## What is being asked:
Provide the count of lines that hold "Injection" and no other output.

(Chart and figure data)
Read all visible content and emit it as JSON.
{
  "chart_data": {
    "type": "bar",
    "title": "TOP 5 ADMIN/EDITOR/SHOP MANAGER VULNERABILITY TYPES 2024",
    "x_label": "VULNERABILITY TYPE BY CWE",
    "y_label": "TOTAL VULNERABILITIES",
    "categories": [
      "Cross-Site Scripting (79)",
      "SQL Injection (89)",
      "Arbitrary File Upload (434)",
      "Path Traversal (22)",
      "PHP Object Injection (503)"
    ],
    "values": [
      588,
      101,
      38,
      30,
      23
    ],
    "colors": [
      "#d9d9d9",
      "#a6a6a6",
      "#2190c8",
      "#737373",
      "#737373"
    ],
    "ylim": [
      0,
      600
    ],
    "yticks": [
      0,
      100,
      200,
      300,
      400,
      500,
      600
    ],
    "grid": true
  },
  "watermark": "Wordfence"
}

## Expected output:
2